TASK DETAILS
Copy each line below that contains "Count".

Figure dataset records
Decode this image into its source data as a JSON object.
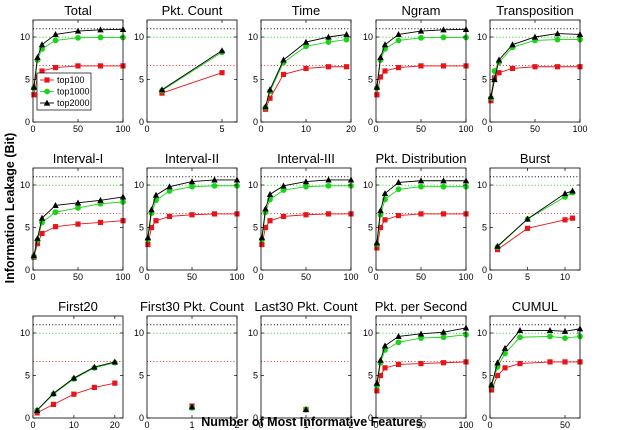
{
  "chart_data": {
    "type": "line",
    "ylabel": "Information Leakage (Bit)",
    "xlabel": "Number of Most Informative Features",
    "series_names": [
      "top100",
      "top1000",
      "top2000"
    ],
    "series_colors": [
      "#e8141a",
      "#17d417",
      "#000000"
    ],
    "reference_lines": [
      6.64,
      9.97,
      10.97
    ],
    "ylim": [
      0,
      12
    ],
    "yticks": [
      0,
      5,
      10
    ],
    "panels": [
      {
        "title": "Total",
        "xlim": [
          0,
          100
        ],
        "xticks": [
          0,
          50,
          100
        ],
        "x": [
          1,
          5,
          10,
          25,
          50,
          75,
          100
        ],
        "series": [
          [
            3.2,
            5.3,
            6.0,
            6.4,
            6.6,
            6.6,
            6.6
          ],
          [
            4.0,
            7.3,
            8.6,
            9.6,
            9.9,
            9.95,
            9.95
          ],
          [
            4.1,
            7.6,
            9.1,
            10.3,
            10.7,
            10.85,
            10.9
          ]
        ]
      },
      {
        "title": "Pkt. Count",
        "xlim": [
          0,
          6
        ],
        "xticks": [
          0,
          5
        ],
        "x": [
          1,
          5
        ],
        "series": [
          [
            3.4,
            5.8
          ],
          [
            3.7,
            8.2
          ],
          [
            3.8,
            8.4
          ]
        ]
      },
      {
        "title": "Time",
        "xlim": [
          0,
          20
        ],
        "xticks": [
          0,
          10,
          20
        ],
        "x": [
          1,
          2,
          5,
          10,
          15,
          19
        ],
        "series": [
          [
            1.5,
            2.8,
            5.6,
            6.3,
            6.5,
            6.5
          ],
          [
            1.7,
            3.6,
            7.0,
            8.9,
            9.4,
            9.7
          ],
          [
            1.8,
            3.8,
            7.3,
            9.4,
            10.0,
            10.3
          ]
        ]
      },
      {
        "title": "Ngram",
        "xlim": [
          0,
          100
        ],
        "xticks": [
          0,
          50,
          100
        ],
        "x": [
          1,
          5,
          10,
          25,
          50,
          75,
          100
        ],
        "series": [
          [
            3.2,
            5.3,
            6.0,
            6.4,
            6.6,
            6.6,
            6.6
          ],
          [
            4.0,
            7.3,
            8.6,
            9.6,
            9.9,
            9.95,
            9.95
          ],
          [
            4.1,
            7.6,
            9.1,
            10.3,
            10.7,
            10.85,
            10.9
          ]
        ]
      },
      {
        "title": "Transposition",
        "xlim": [
          0,
          100
        ],
        "xticks": [
          0,
          50,
          100
        ],
        "x": [
          1,
          5,
          10,
          25,
          50,
          75,
          100
        ],
        "series": [
          [
            2.5,
            5.2,
            5.8,
            6.3,
            6.5,
            6.5,
            6.5
          ],
          [
            2.8,
            6.0,
            7.0,
            8.8,
            9.6,
            9.7,
            9.7
          ],
          [
            3.0,
            5.0,
            7.3,
            9.1,
            10.0,
            10.4,
            10.3
          ]
        ]
      },
      {
        "title": "Interval-I",
        "xlim": [
          0,
          100
        ],
        "xticks": [
          0,
          50,
          100
        ],
        "x": [
          1,
          5,
          10,
          25,
          50,
          75,
          100
        ],
        "series": [
          [
            1.5,
            3.1,
            4.3,
            5.1,
            5.4,
            5.6,
            5.8
          ],
          [
            1.6,
            3.5,
            5.6,
            6.8,
            7.3,
            7.8,
            8.0
          ],
          [
            1.7,
            3.7,
            6.1,
            7.6,
            7.9,
            8.2,
            8.6
          ]
        ]
      },
      {
        "title": "Interval-II",
        "xlim": [
          0,
          100
        ],
        "xticks": [
          0,
          50,
          100
        ],
        "x": [
          1,
          5,
          10,
          25,
          50,
          75,
          100
        ],
        "series": [
          [
            3.0,
            5.0,
            5.8,
            6.3,
            6.5,
            6.6,
            6.6
          ],
          [
            3.6,
            6.7,
            8.2,
            9.3,
            9.8,
            9.9,
            9.9
          ],
          [
            3.8,
            7.1,
            8.8,
            9.8,
            10.4,
            10.6,
            10.6
          ]
        ]
      },
      {
        "title": "Interval-III",
        "xlim": [
          0,
          100
        ],
        "xticks": [
          0,
          50,
          100
        ],
        "x": [
          1,
          5,
          10,
          25,
          50,
          75,
          100
        ],
        "series": [
          [
            3.0,
            5.0,
            5.8,
            6.3,
            6.5,
            6.6,
            6.6
          ],
          [
            3.6,
            6.8,
            8.3,
            9.4,
            9.8,
            9.9,
            9.9
          ],
          [
            3.8,
            7.2,
            8.9,
            9.9,
            10.4,
            10.6,
            10.6
          ]
        ]
      },
      {
        "title": "Pkt. Distribution",
        "xlim": [
          0,
          100
        ],
        "xticks": [
          0,
          50,
          100
        ],
        "x": [
          1,
          5,
          10,
          25,
          50,
          75,
          100
        ],
        "series": [
          [
            2.6,
            5.0,
            5.9,
            6.4,
            6.6,
            6.6,
            6.6
          ],
          [
            3.0,
            6.5,
            8.3,
            9.5,
            9.8,
            9.8,
            9.8
          ],
          [
            3.2,
            7.0,
            9.0,
            10.3,
            10.5,
            10.5,
            10.5
          ]
        ]
      },
      {
        "title": "Burst",
        "xlim": [
          0,
          12
        ],
        "xticks": [
          0,
          5,
          10
        ],
        "x": [
          1,
          5,
          10,
          11
        ],
        "series": [
          [
            2.4,
            4.9,
            5.9,
            6.1
          ],
          [
            2.7,
            6.0,
            8.6,
            9.1
          ],
          [
            2.8,
            6.0,
            9.0,
            9.3
          ]
        ]
      },
      {
        "title": "First20",
        "xlim": [
          0,
          22
        ],
        "xticks": [
          0,
          10,
          20
        ],
        "x": [
          1,
          5,
          10,
          15,
          20
        ],
        "series": [
          [
            0.6,
            1.6,
            2.8,
            3.6,
            4.1
          ],
          [
            0.9,
            2.8,
            4.6,
            5.9,
            6.5
          ],
          [
            0.9,
            2.9,
            4.7,
            6.0,
            6.6
          ]
        ]
      },
      {
        "title": "First30 Pkt. Count",
        "xlim": [
          0,
          2
        ],
        "xticks": [
          0,
          1,
          2
        ],
        "x": [
          1
        ],
        "series": [
          [
            1.4
          ],
          [
            1.2
          ],
          [
            1.3
          ]
        ]
      },
      {
        "title": "Last30 Pkt. Count",
        "xlim": [
          0,
          2
        ],
        "xticks": [
          0,
          1,
          2
        ],
        "x": [
          1
        ],
        "series": [
          [
            1.0
          ],
          [
            1.0
          ],
          [
            1.0
          ]
        ]
      },
      {
        "title": "Pkt. per Second",
        "xlim": [
          0,
          100
        ],
        "xticks": [
          0,
          50,
          100
        ],
        "x": [
          1,
          5,
          10,
          25,
          50,
          75,
          100
        ],
        "series": [
          [
            3.2,
            5.0,
            5.9,
            6.3,
            6.4,
            6.5,
            6.6
          ],
          [
            3.8,
            6.5,
            8.0,
            8.9,
            9.4,
            9.5,
            9.8
          ],
          [
            4.1,
            6.8,
            8.5,
            9.6,
            9.9,
            10.1,
            10.6
          ]
        ]
      },
      {
        "title": "CUMUL",
        "xlim": [
          0,
          60
        ],
        "xticks": [
          0,
          50
        ],
        "x": [
          1,
          5,
          10,
          20,
          40,
          50,
          60
        ],
        "series": [
          [
            3.3,
            5.0,
            5.9,
            6.4,
            6.6,
            6.6,
            6.6
          ],
          [
            3.8,
            6.0,
            7.6,
            9.5,
            9.6,
            9.4,
            9.6
          ],
          [
            3.9,
            6.5,
            8.2,
            10.3,
            10.3,
            10.2,
            10.5
          ]
        ]
      }
    ]
  }
}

ANSWER TO THIS TASK
        "title": "Pkt. Count",
        "title": "First30 Pkt. Count",
        "title": "Last30 Pkt. Count",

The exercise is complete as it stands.